Aim of the exercise — Report all lines from the entries below in which "JSON" appears.

[Begin Data shown]

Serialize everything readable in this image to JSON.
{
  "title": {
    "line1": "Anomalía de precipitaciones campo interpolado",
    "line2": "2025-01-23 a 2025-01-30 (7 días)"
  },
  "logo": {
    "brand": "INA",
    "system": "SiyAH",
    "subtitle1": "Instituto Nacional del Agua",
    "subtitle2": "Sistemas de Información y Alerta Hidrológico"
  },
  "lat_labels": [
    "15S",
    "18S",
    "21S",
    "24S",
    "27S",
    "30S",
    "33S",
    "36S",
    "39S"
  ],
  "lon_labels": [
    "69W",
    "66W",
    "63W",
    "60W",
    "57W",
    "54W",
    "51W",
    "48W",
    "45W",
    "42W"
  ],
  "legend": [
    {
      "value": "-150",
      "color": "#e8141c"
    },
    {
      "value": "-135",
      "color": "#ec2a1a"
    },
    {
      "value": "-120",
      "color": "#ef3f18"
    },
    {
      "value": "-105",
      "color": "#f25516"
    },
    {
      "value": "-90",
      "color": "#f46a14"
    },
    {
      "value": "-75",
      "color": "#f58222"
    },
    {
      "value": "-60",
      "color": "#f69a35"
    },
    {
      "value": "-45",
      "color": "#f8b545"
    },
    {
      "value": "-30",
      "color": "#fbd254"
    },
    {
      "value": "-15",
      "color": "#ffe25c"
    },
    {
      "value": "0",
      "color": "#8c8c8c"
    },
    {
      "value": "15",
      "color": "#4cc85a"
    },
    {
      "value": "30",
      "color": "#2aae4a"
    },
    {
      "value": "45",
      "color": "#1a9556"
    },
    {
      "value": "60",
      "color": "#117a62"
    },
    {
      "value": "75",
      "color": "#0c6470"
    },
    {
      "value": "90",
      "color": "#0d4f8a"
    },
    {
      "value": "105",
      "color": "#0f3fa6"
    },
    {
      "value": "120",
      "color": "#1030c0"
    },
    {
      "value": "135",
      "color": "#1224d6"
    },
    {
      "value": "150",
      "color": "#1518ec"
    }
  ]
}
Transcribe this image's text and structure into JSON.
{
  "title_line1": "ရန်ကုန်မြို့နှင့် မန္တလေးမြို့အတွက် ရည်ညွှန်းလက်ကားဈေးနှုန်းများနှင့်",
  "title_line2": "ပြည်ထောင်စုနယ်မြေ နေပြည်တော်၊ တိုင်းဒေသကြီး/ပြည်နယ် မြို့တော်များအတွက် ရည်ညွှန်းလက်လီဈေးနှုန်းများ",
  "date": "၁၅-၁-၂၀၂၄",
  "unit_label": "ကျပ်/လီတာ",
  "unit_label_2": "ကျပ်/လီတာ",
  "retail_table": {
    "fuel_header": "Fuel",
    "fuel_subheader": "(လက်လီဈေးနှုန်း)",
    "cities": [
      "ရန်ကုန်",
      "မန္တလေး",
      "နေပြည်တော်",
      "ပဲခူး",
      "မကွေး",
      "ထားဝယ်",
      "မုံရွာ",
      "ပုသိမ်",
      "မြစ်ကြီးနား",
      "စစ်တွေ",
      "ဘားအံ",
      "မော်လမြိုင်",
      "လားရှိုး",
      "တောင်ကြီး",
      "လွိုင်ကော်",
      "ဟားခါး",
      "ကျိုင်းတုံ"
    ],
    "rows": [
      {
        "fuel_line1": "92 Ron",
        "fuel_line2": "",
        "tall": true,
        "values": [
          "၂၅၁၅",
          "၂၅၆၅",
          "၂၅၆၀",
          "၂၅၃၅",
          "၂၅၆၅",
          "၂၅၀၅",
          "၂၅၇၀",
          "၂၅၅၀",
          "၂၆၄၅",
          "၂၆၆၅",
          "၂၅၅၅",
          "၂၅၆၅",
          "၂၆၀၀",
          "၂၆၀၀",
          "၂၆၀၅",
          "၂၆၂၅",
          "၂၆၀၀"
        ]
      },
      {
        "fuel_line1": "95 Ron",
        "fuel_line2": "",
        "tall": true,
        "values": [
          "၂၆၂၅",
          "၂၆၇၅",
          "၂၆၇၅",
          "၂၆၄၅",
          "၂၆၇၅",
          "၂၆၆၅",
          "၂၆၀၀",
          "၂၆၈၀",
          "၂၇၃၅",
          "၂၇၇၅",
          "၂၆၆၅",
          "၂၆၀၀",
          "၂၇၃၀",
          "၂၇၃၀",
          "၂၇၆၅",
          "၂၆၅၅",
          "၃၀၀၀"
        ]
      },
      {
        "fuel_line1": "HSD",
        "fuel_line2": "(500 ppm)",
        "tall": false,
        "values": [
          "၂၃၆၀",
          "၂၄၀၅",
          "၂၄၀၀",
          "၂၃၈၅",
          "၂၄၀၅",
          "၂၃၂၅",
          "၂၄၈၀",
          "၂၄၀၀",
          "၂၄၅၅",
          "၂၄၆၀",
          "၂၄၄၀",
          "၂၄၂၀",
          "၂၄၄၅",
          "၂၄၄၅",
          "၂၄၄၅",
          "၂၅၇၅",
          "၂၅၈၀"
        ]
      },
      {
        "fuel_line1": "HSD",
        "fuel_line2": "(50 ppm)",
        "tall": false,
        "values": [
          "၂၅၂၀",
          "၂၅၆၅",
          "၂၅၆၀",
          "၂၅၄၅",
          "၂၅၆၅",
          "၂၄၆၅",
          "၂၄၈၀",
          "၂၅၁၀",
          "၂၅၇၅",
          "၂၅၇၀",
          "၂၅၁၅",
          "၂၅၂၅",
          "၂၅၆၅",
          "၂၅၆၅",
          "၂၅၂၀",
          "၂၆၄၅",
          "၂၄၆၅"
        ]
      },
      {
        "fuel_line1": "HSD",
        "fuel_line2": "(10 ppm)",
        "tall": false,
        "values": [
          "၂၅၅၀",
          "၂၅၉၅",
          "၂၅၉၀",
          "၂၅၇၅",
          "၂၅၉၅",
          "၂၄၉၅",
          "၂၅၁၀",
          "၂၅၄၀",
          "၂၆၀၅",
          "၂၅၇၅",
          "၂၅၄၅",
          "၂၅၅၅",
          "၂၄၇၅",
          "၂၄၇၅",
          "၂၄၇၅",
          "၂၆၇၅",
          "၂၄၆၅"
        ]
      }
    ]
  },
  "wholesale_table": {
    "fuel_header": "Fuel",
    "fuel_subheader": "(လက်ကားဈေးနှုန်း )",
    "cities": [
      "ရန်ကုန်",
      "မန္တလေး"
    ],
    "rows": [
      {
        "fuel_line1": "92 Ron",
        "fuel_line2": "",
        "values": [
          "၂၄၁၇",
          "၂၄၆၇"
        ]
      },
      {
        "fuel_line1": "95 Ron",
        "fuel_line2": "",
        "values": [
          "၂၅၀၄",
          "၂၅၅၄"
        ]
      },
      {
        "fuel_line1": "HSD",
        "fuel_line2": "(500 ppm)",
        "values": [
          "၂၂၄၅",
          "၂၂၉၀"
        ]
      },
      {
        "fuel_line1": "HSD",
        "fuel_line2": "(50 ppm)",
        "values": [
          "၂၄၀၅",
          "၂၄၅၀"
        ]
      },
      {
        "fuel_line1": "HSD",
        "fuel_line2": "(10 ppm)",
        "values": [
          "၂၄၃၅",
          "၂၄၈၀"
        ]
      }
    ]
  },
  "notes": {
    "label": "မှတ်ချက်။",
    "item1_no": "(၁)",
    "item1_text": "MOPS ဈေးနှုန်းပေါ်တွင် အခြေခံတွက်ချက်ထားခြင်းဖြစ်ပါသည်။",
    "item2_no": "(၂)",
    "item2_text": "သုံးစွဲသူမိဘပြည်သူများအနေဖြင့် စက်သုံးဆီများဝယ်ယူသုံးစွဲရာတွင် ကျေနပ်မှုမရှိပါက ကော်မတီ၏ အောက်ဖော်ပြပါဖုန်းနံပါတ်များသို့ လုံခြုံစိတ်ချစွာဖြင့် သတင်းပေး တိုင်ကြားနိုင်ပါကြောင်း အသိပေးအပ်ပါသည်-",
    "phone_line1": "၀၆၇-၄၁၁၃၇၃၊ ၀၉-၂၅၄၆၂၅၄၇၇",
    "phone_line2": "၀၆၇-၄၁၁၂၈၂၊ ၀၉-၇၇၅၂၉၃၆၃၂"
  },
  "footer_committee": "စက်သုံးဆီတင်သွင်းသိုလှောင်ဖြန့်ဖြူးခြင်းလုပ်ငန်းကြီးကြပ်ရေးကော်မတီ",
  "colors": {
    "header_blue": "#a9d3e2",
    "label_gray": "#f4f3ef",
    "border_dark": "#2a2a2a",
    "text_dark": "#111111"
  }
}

[End Data shown]

Final result —
Serialize everything readable in this image to JSON.
Transcribe this image's text and structure into JSON.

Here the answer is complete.